• TEXT PROVIDED
Start of Block
Meetings in the Fourth Dimension: Virtual, and Hybrid Events

Published June 8th, 2021 by Jeff Loether

Without question, the Coronavirus pandemic has led to wrenching changes in the meetings business. But seen in a broader context, it’s merely going to accelerate and transform a process that has been taking place for millennia – virtual and hybrid communications and events.

The search for better ways to communicate and collaborate over distances in real time (or synchronously) is not new. In fact, it dates back to around 200 BC, when Chinese inventors developed a system for communicating via smoke signals while building the Great Wall. The next significant steps on this continuum occurred many centuries later, with the invention of the telegraph and telephone in the 1800s

How and when were these technologies first used to connect larger groups in real time and for more formal communications on a regular basis? It happened in the 1930s, when educators began using radio broadcasts to teach remotely located students. But it was not until the 1980s that two-way collaborative audio and visual “distance learning” truly took hold. It was at this time that hotels and conference centers first began using satellite video teleconferencing as a paid service to interconnect remote audiences for meetings and events, primarily via one-way video and audio bounced off of earth-orbit satellites, sometimes with “phone-in” connections for questions from remote audiences watching from locations known as “pods.”
End of Block
• WHAT TO PRODUCE
According to the article on virtual and hybrid events, in what decade did educators begin using radio broadcasts to teach remotely located students?

Document layout analysis data
Start of Block
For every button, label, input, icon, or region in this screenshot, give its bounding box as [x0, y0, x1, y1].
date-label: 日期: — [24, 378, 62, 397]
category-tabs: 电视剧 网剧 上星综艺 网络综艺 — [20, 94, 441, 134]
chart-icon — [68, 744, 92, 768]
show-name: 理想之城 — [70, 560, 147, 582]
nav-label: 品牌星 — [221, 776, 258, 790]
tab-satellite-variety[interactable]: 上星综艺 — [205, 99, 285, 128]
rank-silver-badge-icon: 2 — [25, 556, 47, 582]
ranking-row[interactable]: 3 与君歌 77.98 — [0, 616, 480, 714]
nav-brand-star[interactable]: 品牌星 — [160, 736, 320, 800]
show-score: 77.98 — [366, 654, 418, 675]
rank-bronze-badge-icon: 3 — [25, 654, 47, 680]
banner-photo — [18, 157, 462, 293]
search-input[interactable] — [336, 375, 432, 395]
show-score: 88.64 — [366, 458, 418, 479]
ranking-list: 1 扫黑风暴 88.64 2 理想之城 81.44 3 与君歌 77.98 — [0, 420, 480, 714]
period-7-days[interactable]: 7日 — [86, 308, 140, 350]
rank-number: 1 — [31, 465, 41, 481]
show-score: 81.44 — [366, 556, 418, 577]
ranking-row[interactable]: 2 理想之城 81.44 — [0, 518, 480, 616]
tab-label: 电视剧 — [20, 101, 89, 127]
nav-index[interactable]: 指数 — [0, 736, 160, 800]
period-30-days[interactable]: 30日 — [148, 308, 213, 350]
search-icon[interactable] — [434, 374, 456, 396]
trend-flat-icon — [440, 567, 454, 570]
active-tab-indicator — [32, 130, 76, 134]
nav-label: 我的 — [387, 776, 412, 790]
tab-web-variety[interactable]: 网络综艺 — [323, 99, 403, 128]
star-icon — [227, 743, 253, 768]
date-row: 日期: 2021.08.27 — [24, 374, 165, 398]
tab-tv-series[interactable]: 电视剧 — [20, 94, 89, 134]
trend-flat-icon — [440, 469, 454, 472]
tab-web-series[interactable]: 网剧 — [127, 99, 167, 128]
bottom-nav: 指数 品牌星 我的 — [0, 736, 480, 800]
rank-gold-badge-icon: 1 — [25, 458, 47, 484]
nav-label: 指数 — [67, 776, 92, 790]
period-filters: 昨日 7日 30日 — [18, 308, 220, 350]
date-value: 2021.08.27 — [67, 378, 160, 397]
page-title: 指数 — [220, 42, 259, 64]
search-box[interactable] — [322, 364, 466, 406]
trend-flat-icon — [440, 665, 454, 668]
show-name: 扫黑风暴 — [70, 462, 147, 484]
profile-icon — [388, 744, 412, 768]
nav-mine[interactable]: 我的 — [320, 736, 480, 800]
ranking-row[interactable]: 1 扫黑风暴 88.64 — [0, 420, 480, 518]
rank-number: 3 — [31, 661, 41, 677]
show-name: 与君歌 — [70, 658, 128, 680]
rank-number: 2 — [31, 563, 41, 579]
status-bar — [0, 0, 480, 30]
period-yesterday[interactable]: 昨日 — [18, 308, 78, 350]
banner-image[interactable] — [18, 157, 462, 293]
End of Block
• EXERCISE SOLUTION
The 1930s.